==== 提示文

Designシンポジウム2016の開催趣旨の一部に,以下のような記載がある.

現在,人々の生活,社会,産業,環境を取り巻く課題は高度化・複合化しており,縦割り的な専門分野ごとのアプローチでは対応が困難となっています.そのため,複数の専門分野が横断的に連携し,課題の分析(analysis)に加えて,課題を解決する新たなモノやコトの総合(synthesis)を行う設計やデザインの研究や教育,実践が非常に重要となっています.

========
==== データ項目

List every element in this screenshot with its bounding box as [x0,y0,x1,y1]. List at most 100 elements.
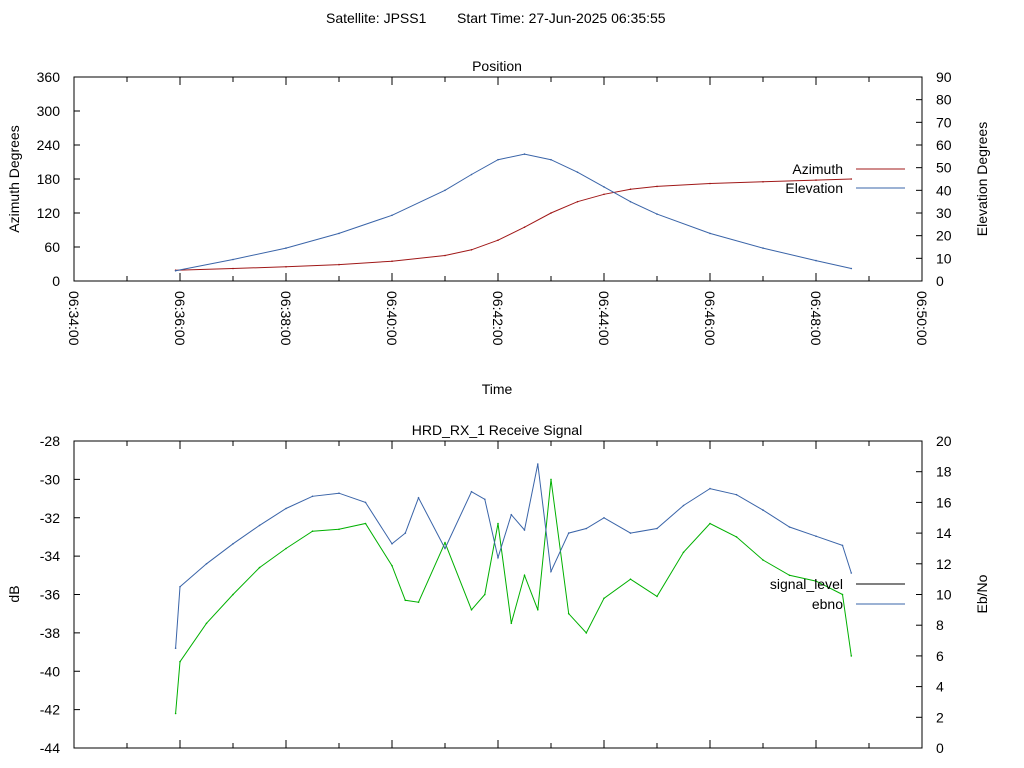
position-y2tick-label: 30 [936,205,952,221]
signal-point [709,487,711,490]
signal-point [567,532,570,534]
signal-ytick-label: -28 [40,433,60,449]
signal-point [311,495,314,498]
signal-series-signal-level [174,478,853,715]
signal-point [656,527,658,530]
signal-y2tick-label: 10 [936,587,952,603]
signal-point [841,593,844,596]
position-point [470,173,473,176]
signal-point [232,593,234,596]
position-ytick-label: 0 [52,273,60,289]
signal-point [258,524,261,527]
signal-point [510,513,513,516]
signal-y2label: Eb/No [974,574,990,613]
position-point [850,178,853,180]
position-point [576,171,579,173]
signal-ticks: -28 -30 -32 -34 -36 -38 -40 -42 -44 0 2 4 6 8 10 12 14 16… [40,433,952,756]
position-series-elevation [174,153,853,272]
signal-point [523,529,526,531]
signal-ytick-label: -38 [40,625,60,641]
signal-series-ebno [174,463,853,649]
signal-point [179,660,181,663]
signal-point [364,522,367,525]
signal-plot-frame [73,440,923,749]
position-point [709,232,711,235]
position-point [603,193,605,196]
satellite-label: Satellite: JPSS1 [326,10,427,26]
position-ylabel: Azimuth Degrees [6,125,22,232]
position-xtick-label: 06:42:00 [490,291,506,346]
position-xtick-label: 06:40:00 [384,291,400,346]
signal-series [174,463,853,715]
signal-point [815,535,817,537]
position-plot-frame [73,76,923,282]
position-point [470,249,473,251]
signal-point [523,574,526,577]
position-chart: Position 0 60 120 180 240 300 360 0 10 20 30 40 50 60… [6,58,990,397]
position-point [285,247,287,249]
signal-y2tick-label: 6 [936,648,944,664]
position-y2tick-label: 40 [936,182,952,198]
position-xtick-label: 06:34:00 [66,291,82,346]
signal-y2tick-label: 18 [936,464,952,480]
signal-point [850,572,853,574]
signal-point [205,622,208,625]
position-xtick-label: 06:50:00 [914,291,930,346]
position-point [815,179,817,181]
signal-y2tick-label: 4 [936,679,944,695]
position-point [629,188,632,190]
position-xlabel: Time [482,381,513,397]
position-legend: Azimuth Elevation [785,161,905,196]
signal-point [788,526,791,528]
signal-point [762,559,764,561]
signal-y2tick-label: 14 [936,525,952,541]
position-xtick-label: 06:46:00 [702,291,718,346]
position-y2tick-label: 60 [936,137,952,153]
position-point [709,182,711,185]
signal-point [285,507,287,510]
position-ytick-label: 360 [37,69,61,85]
legend-azimuth-label: Azimuth [792,161,843,177]
position-point [232,258,234,261]
position-point [497,158,499,161]
position-point [174,270,177,272]
position-y2tick-label: 50 [936,160,952,176]
legend-signal-level-label: signal_level [770,576,843,592]
signal-ytick-label: -34 [40,548,60,564]
signal-point [629,578,632,580]
position-y2label: Elevation Degrees [974,122,990,236]
signal-y2tick-label: 16 [936,494,952,510]
position-point [391,214,393,217]
signal-point [404,599,407,602]
signal-point [497,556,499,559]
position-point [285,266,287,268]
signal-point [391,564,393,567]
position-point [762,247,764,249]
position-ytick-label: 180 [37,171,61,187]
signal-chart: HRD_RX_1 Receive Signal -28-30-32-34-36-… [6,422,990,756]
position-y2tick-label: 10 [936,250,952,266]
signal-point [179,586,181,588]
position-line-azimuth [175,178,852,271]
signal-point [709,522,711,525]
signal-point [550,570,552,573]
signal-point [364,501,367,504]
signal-point [338,492,340,495]
position-point [444,254,446,257]
position-point [762,181,764,183]
position-chart-title: Position [472,58,522,74]
position-point [815,259,817,262]
signal-point [444,541,446,544]
signal-legend: signal_level ebno [770,576,905,612]
signal-point [850,655,853,657]
signal-y2tick-label: 8 [936,617,944,633]
signal-ylabel: dB [6,585,22,602]
start-time-label: Start Time: 27-Jun-2025 06:35:55 [457,10,666,26]
signal-chart-title: HRD_RX_1 Receive Signal [412,422,582,438]
signal-point [174,647,177,649]
position-xtick-label: 06:48:00 [808,291,824,346]
signal-point [788,574,791,577]
signal-point [417,601,420,603]
position-point [550,158,552,161]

========

### 短い演習 1
次の(a)〜(c)が提示文の内容と合致するか、それぞれ「はい」または「いいえ」で答え、判断の根拠となる提示文の語句を原文のまま引用してください。
(a) 人々の生活や社会などを取り巻く課題は、高度化・複合化している。
(b) 縦割り的な専門分野ごとのアプローチで、課題に十分対応できる。
(c) 課題の分析のみを行う研究や教育が重要である。
### 短い演習 2
提示文の記載は、何の一部として示されていますか。
各項目は、提示文とは別個の資料です。

### 解答全文 1
(a) はい。「課題は高度化・複合化しており」
(b) いいえ。「縦割り的な専門分野ごとのアプローチでは対応が困難となっています」
(c) いいえ。「課題の分析(analysis)に加えて,課題を解決する新たなモノやコトの総合(synthesis)を行う」

### 解答全文 2
Designシンポジウム2016の開催趣旨の一部です。